-------- 本文抜粋 --------

ヨハン(ヨゼフ)・カスパル・メルツ(1806-1856)はブラティスラヴァで生まれ主にウィーンで活動したギタリスト・作曲家です。彼も多数のギター曲を作曲・出版しましたが、オリジナル作品の他、当時の音楽会で流行した有名なオペラからの名旋律を編曲したオペラ幻想曲も多数作曲しています。メルツは主に10弦のギターを使っていましたが、生前出版された曲の多くは通常の6弦のギター用の曲になっています。

 彼らより少し下の世代になりますが、ジュリオ・レゴンディ(1822-1872)はギターの天才少年として幼少期から演奏活動を行い、フェルナンド・ソルから曲を献呈されている程です。後年はギターだけでなくコンセルティーナというアコーディオンのような楽器の演奏を行うようになったということもあってか、残されたギター曲は少なく、op.19〜23までの5曲、1980年代終わり頃にロシアで手稿譜の形で発見された10曲の練習曲、21世紀に入ってから筆写譜の形で発見された3曲、で全てのようですが、どれも技術的には難しいですが優れた曲です。彼は8弦のギターを使用していましたが出版されたギター曲は通常の6弦ギターのための曲になっています。

-------- 行一覧 --------

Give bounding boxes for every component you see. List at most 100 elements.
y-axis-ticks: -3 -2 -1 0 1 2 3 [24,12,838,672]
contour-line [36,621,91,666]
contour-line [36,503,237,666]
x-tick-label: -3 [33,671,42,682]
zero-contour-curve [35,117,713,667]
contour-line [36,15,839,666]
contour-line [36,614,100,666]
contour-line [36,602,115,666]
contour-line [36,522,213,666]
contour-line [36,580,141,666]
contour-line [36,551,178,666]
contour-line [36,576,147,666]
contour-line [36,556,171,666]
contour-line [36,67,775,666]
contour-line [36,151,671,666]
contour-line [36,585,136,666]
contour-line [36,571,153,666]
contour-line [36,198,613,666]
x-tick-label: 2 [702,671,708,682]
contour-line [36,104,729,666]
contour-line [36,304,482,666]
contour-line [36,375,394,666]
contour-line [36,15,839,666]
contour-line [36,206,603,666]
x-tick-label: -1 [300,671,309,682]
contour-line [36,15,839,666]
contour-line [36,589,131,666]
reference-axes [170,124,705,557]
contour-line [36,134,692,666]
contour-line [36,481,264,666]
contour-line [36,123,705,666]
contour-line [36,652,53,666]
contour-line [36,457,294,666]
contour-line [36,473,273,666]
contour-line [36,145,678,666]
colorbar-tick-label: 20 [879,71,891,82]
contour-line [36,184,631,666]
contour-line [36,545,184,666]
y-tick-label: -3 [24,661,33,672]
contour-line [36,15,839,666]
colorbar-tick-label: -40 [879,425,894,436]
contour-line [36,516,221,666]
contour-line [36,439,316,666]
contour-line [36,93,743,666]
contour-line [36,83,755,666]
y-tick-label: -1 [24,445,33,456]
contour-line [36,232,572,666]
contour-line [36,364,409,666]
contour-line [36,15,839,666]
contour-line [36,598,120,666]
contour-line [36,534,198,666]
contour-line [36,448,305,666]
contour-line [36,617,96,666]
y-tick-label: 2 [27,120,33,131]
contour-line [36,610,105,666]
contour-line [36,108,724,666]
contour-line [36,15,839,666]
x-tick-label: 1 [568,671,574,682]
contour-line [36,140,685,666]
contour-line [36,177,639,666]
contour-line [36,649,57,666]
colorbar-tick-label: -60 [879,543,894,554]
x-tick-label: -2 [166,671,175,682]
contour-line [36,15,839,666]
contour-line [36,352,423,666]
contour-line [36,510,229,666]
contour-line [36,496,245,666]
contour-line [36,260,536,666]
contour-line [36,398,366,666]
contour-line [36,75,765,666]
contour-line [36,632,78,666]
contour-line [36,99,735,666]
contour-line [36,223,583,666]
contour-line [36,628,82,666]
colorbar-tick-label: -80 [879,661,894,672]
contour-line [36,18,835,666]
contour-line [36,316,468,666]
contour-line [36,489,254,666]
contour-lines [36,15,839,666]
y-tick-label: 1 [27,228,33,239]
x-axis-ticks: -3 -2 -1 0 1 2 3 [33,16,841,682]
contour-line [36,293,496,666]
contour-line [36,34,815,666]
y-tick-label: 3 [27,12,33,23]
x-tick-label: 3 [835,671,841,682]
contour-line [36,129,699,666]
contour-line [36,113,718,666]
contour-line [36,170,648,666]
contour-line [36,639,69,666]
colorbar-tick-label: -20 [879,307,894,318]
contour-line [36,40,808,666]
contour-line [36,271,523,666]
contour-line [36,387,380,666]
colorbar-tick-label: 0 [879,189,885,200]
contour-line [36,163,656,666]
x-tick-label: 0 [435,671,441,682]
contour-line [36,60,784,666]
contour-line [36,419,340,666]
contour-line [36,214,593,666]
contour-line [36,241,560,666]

--------

課題一覧 =>
• 1. ギター作曲家についての文章によると、レゴンディに曲を献呈したのは誰か。
• 2. ギター作曲家についての文章を、最後の文の後から続けて書き進めよ。

解答結果 =>
• 1. フェルナンド・ソル

• 2.
 このように、ロマン派時代のギタリストの傾向として低音側に弦を追加した多弦ギターを使うというものがあり、開放弦で使える低音の数を増やすことでロマン派の音楽に対応しようとしたことが伺われますが、ピアノやオーケストラなど、より音量の大きな音楽が好まれる流れの中で時代に取り残される形になってしまったことは否めず、それが衰退の大きな原因と考えられます。

 一方、スペインではこの時代にも多数のギタリスト・作曲家が活動しており、例えばフリアン・アルカス(1832-1882)のようにヨーロッパ的な作品だけでなくスペインの民族音楽のスタイルを取り入れた作品を多数作った人などもいました。そしてそのような流れが後の近代スペインのギター音楽に繋がっていくのですがそれは記事を改めます。